Saved entries:

..........

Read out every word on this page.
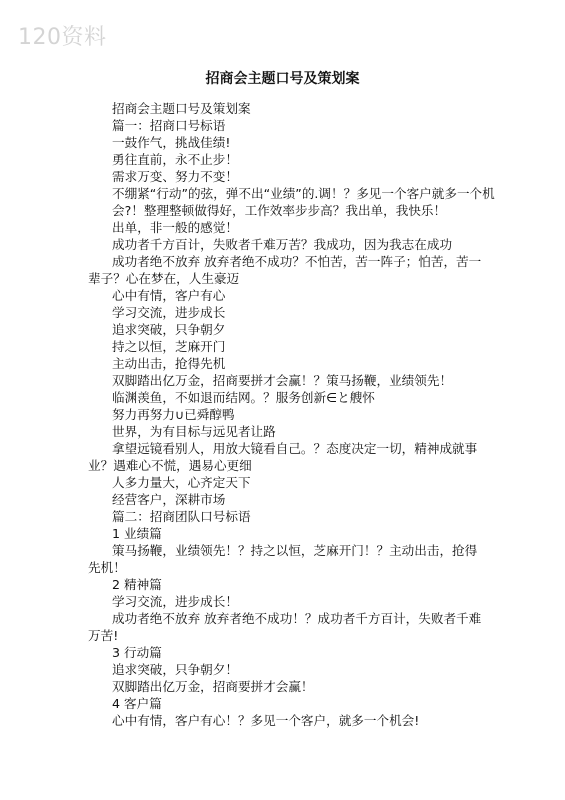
120资料
招商会主题口号及策划案

招商会主题口号及策划案

篇一：招商口号标语

一鼓作气，挑战佳绩!

勇往直前，永不止步！

需求万变、努力不变！

不绷紧“行动”的弦，弹不出“业绩”的.调！？多见一个客户就多一个机会?！整理整顿做得好，工作效率步步高？我出单，我快乐！

出单，非一般的感觉！

成功者千方百计，失败者千难万苦？我成功，因为我志在成功

成功者绝不放弃 放弃者绝不成功？不怕苦，苦一阵子；怕苦，苦一辈子？心在梦在，人生豪迈

心中有情，客户有心

学习交流，进步成长

追求突破，只争朝夕

持之以恒，芝麻开门

主动出击，抢得先机

双脚踏出亿万金，招商要拼才会赢！？策马扬鞭，业绩领先！

临渊羡鱼，不如退而结网。？服务创新∈と艘怀

努力再努力∪已舜醇鸭

世界，为有目标与远见者让路

拿望远镜看别人，用放大镜看自己。？态度决定一切，精神成就事业？遇难心不慌，遇易心更细

人多力量大，心齐定天下

经营客户，深耕市场

篇二：招商团队口号标语

1 业绩篇

策马扬鞭，业绩领先！？持之以恒，芝麻开门！？主动出击，抢得先机！

2 精神篇

学习交流，进步成长！

成功者绝不放弃 放弃者绝不成功！？成功者千方百计，失败者千难万苦!

3 行动篇

追求突破，只争朝夕！

双脚踏出亿万金，招商要拼才会赢！

4 客户篇

心中有情，客户有心！？多见一个客户，就多一个机会!
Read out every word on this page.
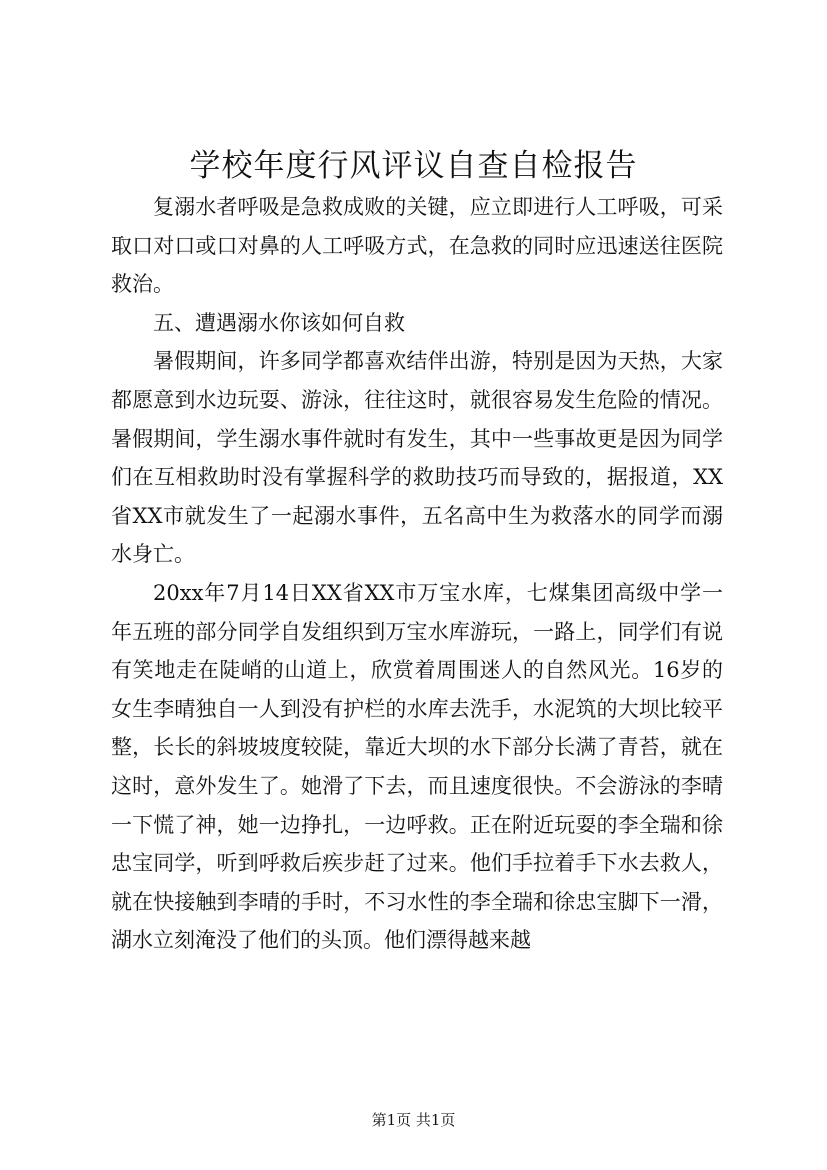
学校年度行风评议自查自检报告

复溺水者呼吸是急救成败的关键，应立即进行人工呼吸，可采取口对口或口对鼻的人工呼吸方式，在急救的同时应迅速送往医院救治。

五、遭遇溺水你该如何自救

暑假期间，许多同学都喜欢结伴出游，特别是因为天热，大家都愿意到水边玩耍、游泳，往往这时，就很容易发生危险的情况。暑假期间，学生溺水事件就时有发生，其中一些事故更是因为同学们在互相救助时没有掌握科学的救助技巧而导致的，据报道，XX省XX市就发生了一起溺水事件，五名高中生为救落水的同学而溺水身亡。

20xx年7月14日XX省XX市万宝水库，七煤集团高级中学一年五班的部分同学自发组织到万宝水库游玩，一路上，同学们有说有笑地走在陡峭的山道上，欣赏着周围迷人的自然风光。16岁的女生李晴独自一人到没有护栏的水库去洗手，水泥筑的大坝比较平整，长长的斜坡坡度较陡，靠近大坝的水下部分长满了青苔，就在这时，意外发生了。她滑了下去，而且速度很快。不会游泳的李晴一下慌了神，她一边挣扎，一边呼救。正在附近玩耍的李全瑞和徐忠宝同学，听到呼救后疾步赶了过来。他们手拉着手下水去救人，就在快接触到李晴的手时，不习水性的李全瑞和徐忠宝脚下一滑，湖水立刻淹没了他们的头顶。他们漂得越来越

第1页 共1页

..........

What the task requires – Retype the data above exactly; pictures are not part of the copy.

Reply to the task –
Read out every word on this page.
120资料
招商会主题口号及策划案

招商会主题口号及策划案

篇一：招商口号标语

一鼓作气，挑战佳绩!

勇往直前，永不止步！

需求万变、努力不变！

不绷紧“行动”的弦，弹不出“业绩”的.调！？多见一个客户就多一个机会?！整理整顿做得好，工作效率步步高？我出单，我快乐！

出单，非一般的感觉！

成功者千方百计，失败者千难万苦？我成功，因为我志在成功

成功者绝不放弃 放弃者绝不成功？不怕苦，苦一阵子；怕苦，苦一辈子？心在梦在，人生豪迈

心中有情，客户有心

学习交流，进步成长

追求突破，只争朝夕

持之以恒，芝麻开门

主动出击，抢得先机

双脚踏出亿万金，招商要拼才会赢！？策马扬鞭，业绩领先！

临渊羡鱼，不如退而结网。？服务创新∈と艘怀

努力再努力∪已舜醇鸭

世界，为有目标与远见者让路

拿望远镜看别人，用放大镜看自己。？态度决定一切，精神成就事业？遇难心不慌，遇易心更细

人多力量大，心齐定天下

经营客户，深耕市场

篇二：招商团队口号标语

1 业绩篇

策马扬鞭，业绩领先！？持之以恒，芝麻开门！？主动出击，抢得先机！

2 精神篇

学习交流，进步成长！

成功者绝不放弃 放弃者绝不成功！？成功者千方百计，失败者千难万苦!

3 行动篇

追求突破，只争朝夕！

双脚踏出亿万金，招商要拼才会赢！

4 客户篇

心中有情，客户有心！？多见一个客户，就多一个机会!
Read out every word on this page.
学校年度行风评议自查自检报告

复溺水者呼吸是急救成败的关键，应立即进行人工呼吸，可采取口对口或口对鼻的人工呼吸方式，在急救的同时应迅速送往医院救治。

五、遭遇溺水你该如何自救

暑假期间，许多同学都喜欢结伴出游，特别是因为天热，大家都愿意到水边玩耍、游泳，往往这时，就很容易发生危险的情况。暑假期间，学生溺水事件就时有发生，其中一些事故更是因为同学们在互相救助时没有掌握科学的救助技巧而导致的，据报道，XX省XX市就发生了一起溺水事件，五名高中生为救落水的同学而溺水身亡。

20xx年7月14日XX省XX市万宝水库，七煤集团高级中学一年五班的部分同学自发组织到万宝水库游玩，一路上，同学们有说有笑地走在陡峭的山道上，欣赏着周围迷人的自然风光。16岁的女生李晴独自一人到没有护栏的水库去洗手，水泥筑的大坝比较平整，长长的斜坡坡度较陡，靠近大坝的水下部分长满了青苔，就在这时，意外发生了。她滑了下去，而且速度很快。不会游泳的李晴一下慌了神，她一边挣扎，一边呼救。正在附近玩耍的李全瑞和徐忠宝同学，听到呼救后疾步赶了过来。他们手拉着手下水去救人，就在快接触到李晴的手时，不习水性的李全瑞和徐忠宝脚下一滑，湖水立刻淹没了他们的头顶。他们漂得越来越

第1页 共1页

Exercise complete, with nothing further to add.